▸ What you will do:
Select every line holding the word "gold" and copy it.

▸ Data provided:
....

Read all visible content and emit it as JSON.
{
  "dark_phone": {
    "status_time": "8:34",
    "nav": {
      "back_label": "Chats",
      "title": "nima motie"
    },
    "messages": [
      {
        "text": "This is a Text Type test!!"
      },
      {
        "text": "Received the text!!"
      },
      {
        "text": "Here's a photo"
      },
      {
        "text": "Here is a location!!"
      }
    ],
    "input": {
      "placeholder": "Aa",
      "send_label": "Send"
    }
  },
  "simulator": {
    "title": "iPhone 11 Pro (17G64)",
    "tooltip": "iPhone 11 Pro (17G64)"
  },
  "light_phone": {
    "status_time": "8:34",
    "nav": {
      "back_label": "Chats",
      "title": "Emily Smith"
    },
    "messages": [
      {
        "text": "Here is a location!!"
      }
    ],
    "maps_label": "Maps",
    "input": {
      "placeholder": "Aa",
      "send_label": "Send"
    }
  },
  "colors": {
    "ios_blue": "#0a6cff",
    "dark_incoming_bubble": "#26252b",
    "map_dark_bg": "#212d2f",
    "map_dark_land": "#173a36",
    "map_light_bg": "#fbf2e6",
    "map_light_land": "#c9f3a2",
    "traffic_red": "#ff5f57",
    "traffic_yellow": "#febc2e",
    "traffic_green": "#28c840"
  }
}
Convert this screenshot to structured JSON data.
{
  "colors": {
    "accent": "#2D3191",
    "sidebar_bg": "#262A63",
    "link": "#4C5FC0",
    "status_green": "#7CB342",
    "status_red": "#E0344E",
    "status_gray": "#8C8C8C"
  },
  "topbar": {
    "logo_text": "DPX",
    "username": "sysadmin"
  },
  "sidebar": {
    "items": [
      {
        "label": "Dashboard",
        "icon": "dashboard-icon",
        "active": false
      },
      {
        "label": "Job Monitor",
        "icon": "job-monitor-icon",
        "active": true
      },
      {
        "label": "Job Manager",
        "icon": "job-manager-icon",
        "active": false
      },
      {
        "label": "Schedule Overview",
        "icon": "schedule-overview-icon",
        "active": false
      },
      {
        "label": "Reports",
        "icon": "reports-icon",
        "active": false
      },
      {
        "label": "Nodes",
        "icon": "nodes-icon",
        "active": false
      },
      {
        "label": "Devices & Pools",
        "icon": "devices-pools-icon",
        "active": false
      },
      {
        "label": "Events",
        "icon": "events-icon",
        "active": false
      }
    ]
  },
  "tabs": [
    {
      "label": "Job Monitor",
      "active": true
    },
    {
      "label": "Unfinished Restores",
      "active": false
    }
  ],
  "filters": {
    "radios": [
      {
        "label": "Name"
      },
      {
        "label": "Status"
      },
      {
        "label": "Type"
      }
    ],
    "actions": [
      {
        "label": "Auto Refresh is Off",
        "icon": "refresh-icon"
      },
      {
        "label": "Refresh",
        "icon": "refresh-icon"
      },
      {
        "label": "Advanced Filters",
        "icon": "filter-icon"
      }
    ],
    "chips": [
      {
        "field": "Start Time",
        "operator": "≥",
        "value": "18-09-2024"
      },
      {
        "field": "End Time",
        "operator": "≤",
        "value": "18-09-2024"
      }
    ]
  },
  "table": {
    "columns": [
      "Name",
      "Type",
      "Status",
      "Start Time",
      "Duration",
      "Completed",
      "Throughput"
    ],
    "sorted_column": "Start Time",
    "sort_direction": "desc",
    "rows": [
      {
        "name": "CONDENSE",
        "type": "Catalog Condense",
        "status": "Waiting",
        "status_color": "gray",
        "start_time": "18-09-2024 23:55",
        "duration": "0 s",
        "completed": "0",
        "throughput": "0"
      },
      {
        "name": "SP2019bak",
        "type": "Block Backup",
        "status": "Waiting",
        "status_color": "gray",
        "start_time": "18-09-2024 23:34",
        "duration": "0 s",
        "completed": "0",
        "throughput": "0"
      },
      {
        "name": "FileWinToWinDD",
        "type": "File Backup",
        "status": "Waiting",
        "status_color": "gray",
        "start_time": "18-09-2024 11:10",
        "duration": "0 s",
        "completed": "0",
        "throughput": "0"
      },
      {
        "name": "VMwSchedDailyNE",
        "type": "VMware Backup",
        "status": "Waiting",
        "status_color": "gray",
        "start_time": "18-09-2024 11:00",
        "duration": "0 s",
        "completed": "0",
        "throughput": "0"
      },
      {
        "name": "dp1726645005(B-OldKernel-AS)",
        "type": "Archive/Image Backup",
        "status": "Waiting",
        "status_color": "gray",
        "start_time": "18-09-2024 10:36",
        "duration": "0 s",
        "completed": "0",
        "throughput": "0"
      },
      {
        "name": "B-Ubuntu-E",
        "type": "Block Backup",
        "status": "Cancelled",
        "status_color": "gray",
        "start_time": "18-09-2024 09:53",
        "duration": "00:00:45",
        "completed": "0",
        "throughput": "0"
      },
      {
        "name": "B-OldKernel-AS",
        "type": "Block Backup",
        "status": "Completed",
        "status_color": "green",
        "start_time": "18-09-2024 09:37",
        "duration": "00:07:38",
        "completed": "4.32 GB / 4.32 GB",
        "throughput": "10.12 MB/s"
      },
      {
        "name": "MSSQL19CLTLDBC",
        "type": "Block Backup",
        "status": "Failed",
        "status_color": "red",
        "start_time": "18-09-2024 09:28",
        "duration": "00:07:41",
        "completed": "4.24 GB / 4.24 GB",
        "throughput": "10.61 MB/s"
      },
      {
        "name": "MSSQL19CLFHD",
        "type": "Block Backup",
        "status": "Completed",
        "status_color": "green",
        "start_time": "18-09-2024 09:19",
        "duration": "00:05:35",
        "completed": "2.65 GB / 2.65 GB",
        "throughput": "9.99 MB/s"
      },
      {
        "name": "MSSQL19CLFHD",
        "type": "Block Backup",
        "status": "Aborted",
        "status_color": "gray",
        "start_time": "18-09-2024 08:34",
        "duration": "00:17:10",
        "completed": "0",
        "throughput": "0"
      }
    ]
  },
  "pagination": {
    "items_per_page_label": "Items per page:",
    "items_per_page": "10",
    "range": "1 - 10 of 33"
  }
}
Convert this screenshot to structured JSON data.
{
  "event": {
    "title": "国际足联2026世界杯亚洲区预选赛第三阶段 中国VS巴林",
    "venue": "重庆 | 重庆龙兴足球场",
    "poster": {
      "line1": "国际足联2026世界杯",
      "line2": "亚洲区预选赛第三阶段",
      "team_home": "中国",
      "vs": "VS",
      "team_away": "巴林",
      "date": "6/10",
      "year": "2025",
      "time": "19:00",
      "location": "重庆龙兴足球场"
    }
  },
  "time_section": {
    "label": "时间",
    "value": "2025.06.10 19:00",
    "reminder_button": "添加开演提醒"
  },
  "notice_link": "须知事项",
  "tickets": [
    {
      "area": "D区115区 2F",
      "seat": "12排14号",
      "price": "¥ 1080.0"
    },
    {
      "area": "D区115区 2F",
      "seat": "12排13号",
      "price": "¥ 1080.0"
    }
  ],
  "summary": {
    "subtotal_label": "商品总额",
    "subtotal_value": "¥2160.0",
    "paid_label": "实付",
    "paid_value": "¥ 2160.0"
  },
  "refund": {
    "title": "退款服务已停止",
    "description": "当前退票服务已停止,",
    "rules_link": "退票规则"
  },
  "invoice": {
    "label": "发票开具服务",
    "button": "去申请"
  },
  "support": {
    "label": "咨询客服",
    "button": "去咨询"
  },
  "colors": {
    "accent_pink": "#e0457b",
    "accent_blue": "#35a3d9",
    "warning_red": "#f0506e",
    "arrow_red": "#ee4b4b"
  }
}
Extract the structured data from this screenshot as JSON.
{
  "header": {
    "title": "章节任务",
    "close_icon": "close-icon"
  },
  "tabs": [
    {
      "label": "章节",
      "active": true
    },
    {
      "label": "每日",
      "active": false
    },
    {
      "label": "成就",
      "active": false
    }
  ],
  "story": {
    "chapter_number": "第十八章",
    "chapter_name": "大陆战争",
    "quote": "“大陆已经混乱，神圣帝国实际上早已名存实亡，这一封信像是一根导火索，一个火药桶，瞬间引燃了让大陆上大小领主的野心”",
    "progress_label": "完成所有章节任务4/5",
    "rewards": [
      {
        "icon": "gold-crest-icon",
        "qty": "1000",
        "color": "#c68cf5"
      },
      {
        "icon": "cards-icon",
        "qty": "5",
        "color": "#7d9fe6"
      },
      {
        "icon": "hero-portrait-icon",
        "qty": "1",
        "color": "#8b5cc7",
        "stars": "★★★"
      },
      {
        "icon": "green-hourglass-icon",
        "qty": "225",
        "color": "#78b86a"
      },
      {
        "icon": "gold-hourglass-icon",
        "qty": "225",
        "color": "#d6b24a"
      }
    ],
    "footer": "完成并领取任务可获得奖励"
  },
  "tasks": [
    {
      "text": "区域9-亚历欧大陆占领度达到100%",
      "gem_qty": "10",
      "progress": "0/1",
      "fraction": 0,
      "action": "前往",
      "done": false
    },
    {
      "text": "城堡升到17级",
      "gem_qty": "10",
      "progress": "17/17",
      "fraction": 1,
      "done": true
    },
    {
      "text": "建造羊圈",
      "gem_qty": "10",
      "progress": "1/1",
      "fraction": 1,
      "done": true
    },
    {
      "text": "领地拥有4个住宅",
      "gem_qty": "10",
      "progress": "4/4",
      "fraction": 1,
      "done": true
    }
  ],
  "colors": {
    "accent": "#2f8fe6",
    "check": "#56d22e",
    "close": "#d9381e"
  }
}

....

▸ Task result:
        "icon": "gold-crest-icon",
        "icon": "gold-hourglass-icon",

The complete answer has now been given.